§ WORK TO COMPLETE: Among the entries below, find the lines with "Country" and copy them.

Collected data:
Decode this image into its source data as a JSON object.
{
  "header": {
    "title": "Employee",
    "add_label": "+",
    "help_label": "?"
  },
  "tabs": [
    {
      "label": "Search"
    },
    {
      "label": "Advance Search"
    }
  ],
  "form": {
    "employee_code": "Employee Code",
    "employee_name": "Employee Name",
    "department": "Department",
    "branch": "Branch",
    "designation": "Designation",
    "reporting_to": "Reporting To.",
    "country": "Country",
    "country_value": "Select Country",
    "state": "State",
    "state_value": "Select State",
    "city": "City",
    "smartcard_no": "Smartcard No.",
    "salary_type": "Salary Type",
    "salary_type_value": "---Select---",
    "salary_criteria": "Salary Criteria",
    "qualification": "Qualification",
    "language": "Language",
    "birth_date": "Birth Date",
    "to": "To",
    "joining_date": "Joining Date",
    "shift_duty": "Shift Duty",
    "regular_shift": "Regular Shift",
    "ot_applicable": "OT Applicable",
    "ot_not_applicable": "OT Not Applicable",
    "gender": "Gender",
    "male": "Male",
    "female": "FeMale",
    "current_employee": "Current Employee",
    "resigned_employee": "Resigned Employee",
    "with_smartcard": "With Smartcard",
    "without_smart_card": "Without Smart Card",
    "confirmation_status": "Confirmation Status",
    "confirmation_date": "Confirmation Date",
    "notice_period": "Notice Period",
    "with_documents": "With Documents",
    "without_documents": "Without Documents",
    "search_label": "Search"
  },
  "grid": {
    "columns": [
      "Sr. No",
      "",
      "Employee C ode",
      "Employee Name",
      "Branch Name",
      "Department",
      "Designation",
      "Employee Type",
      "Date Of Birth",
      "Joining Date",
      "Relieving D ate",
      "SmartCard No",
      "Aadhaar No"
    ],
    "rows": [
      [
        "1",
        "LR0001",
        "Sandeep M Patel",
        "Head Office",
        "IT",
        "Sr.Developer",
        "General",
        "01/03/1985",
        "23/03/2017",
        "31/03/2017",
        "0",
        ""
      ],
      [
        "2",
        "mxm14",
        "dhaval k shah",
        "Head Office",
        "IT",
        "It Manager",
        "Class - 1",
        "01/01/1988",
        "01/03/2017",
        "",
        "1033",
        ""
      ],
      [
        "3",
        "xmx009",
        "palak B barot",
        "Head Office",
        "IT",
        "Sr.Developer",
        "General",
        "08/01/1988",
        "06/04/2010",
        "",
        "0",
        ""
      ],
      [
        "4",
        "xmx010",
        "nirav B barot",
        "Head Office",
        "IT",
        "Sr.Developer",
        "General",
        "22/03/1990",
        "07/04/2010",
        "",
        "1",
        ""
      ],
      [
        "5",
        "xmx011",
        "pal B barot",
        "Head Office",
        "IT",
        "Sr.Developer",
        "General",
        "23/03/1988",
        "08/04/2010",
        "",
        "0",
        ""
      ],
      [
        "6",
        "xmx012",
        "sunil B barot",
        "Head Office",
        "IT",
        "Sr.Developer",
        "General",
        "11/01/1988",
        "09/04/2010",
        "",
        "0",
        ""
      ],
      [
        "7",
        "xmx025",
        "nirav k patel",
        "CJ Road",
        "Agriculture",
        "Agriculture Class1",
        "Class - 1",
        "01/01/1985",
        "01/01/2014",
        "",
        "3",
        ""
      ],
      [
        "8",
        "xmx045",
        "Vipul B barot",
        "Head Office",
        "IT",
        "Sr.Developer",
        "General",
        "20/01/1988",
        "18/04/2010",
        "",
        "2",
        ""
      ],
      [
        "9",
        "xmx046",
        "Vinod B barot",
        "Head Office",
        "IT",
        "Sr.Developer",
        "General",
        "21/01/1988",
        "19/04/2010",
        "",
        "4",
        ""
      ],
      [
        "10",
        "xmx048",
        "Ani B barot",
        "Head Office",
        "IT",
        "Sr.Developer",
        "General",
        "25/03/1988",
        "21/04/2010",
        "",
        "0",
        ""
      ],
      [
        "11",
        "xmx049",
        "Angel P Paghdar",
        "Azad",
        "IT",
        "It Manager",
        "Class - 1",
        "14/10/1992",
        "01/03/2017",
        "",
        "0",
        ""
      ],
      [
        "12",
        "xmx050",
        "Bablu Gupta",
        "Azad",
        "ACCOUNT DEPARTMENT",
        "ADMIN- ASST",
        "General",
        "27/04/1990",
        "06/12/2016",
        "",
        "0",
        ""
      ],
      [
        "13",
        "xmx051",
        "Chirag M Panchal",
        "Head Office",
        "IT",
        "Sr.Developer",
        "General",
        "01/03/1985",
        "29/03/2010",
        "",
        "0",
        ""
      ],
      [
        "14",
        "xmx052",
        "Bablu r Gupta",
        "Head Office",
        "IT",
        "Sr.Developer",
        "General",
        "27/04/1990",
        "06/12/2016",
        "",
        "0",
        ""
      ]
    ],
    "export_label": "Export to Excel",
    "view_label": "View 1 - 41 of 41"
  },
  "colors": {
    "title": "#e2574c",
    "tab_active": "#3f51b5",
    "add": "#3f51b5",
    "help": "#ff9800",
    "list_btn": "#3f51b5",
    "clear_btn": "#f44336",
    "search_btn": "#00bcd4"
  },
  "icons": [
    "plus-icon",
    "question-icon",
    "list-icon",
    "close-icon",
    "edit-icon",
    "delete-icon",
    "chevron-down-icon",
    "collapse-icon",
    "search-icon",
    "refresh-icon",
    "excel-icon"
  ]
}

§ REPLY:
    "country": "Country",
    "country_value": "Select Country",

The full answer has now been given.